*TEXT PASSAGE:*
◇ ◇ ◇ ◇ ◇ ◇ ◇

Proposed Terms Based on SEC Proxy Access Rulemaking in 2010
Before adopting its now vacated proxy access rule in 2010, the SEC undertook a detailed analysis, both internally and through the public comment process. The SEC determined that a 3 percent ownership threshold was appropriate, stating, “The ownership threshold we are establishing should not expose issuers to excessively frequent and costly election contests conducted through use of Rule 14a-11, but it is also not so high as to make use of the rule unduly inaccessible as a practical matter.” The proposed holding period and slate size limitation in proposal #5 are also consistent with the former SEC rule.
Trends Show U.S. Companies and Shareowners Are Embracing Proxy Access
Prior to November 2014 only 6 U.S. companies had a 3 percent proxy access bylaw in place – that number has risen to more than 215 companies as of May 1, 2016. The growing number of companies spans across various industries and size ranges – examples include Apple, Microsoft, Johnson & Johnson, General Electric, Amazon, Wells Fargo, AT&T, Coca-Cola, Pfizer, and Chevron. These companies are adopting the governance best practice, thereby rejecting the assertion that proxy access is costly, distracting, and favored mainly by special interest groups.

◇ ◇ ◇ ◇ ◇ ◇ ◇

*Records of where elements appear:*
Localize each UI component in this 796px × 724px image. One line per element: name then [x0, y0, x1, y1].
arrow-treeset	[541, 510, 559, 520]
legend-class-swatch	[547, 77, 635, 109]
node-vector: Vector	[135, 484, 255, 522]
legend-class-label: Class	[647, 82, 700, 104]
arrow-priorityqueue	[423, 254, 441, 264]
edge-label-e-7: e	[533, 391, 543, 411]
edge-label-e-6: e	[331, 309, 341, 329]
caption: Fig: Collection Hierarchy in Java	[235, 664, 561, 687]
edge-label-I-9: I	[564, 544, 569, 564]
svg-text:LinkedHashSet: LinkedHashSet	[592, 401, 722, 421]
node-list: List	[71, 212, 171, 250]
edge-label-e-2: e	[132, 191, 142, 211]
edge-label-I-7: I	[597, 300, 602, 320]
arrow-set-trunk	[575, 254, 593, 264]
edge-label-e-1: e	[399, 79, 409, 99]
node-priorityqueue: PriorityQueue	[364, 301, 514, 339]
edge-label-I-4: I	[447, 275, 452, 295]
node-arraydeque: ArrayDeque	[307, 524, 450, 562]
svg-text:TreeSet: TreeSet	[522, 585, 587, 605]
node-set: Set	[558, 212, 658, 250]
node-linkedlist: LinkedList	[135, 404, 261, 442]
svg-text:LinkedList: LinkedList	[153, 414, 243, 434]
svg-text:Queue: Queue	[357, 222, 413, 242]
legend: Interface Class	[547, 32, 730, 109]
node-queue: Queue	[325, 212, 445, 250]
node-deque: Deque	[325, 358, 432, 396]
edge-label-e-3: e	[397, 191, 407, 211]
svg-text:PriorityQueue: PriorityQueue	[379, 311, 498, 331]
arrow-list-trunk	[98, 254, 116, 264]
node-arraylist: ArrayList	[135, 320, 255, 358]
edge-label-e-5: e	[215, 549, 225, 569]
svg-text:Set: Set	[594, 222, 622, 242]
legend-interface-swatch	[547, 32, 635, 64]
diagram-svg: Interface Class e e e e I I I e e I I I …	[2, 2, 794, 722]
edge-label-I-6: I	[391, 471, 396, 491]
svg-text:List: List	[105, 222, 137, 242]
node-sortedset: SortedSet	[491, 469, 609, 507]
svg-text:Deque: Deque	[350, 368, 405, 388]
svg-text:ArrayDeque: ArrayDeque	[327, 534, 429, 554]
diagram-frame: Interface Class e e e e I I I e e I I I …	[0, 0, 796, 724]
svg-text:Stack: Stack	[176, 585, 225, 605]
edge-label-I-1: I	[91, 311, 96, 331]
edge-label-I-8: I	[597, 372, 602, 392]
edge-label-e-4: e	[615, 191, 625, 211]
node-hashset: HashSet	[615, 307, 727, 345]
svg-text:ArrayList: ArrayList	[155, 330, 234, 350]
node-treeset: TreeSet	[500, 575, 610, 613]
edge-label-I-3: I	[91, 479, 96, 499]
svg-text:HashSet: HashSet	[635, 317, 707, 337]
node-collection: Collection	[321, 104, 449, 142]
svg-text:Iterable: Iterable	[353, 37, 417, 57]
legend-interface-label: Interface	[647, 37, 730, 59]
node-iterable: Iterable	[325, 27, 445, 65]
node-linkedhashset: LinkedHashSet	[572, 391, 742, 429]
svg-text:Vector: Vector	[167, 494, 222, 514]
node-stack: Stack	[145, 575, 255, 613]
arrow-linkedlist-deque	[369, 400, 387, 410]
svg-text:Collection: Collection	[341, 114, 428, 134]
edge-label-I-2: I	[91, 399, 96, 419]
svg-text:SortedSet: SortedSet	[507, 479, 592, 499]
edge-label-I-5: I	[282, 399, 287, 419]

◇ ◇ ◇ ◇ ◇ ◇ ◇

*AIM:* Reproduce word for word the part of the proxy access passage above that runs between "Trends Show U.S." and "special interest groups.", inclusive.

*SOLUTION BELOW:*
Trends Show U.S. Companies and Shareowners Are Embracing Proxy Access
Prior to November 2014 only 6 U.S. companies had a 3 percent proxy access bylaw in place – that number has risen to more than 215 companies as of May 1, 2016. The growing number of companies spans across various industries and size ranges – examples include Apple, Microsoft, Johnson & Johnson, General Electric, Amazon, Wells Fargo, AT&T, Coca-Cola, Pfizer, and Chevron. These companies are adopting the governance best practice, thereby rejecting the assertion that proxy access is costly, distracting, and favored mainly by special interest groups.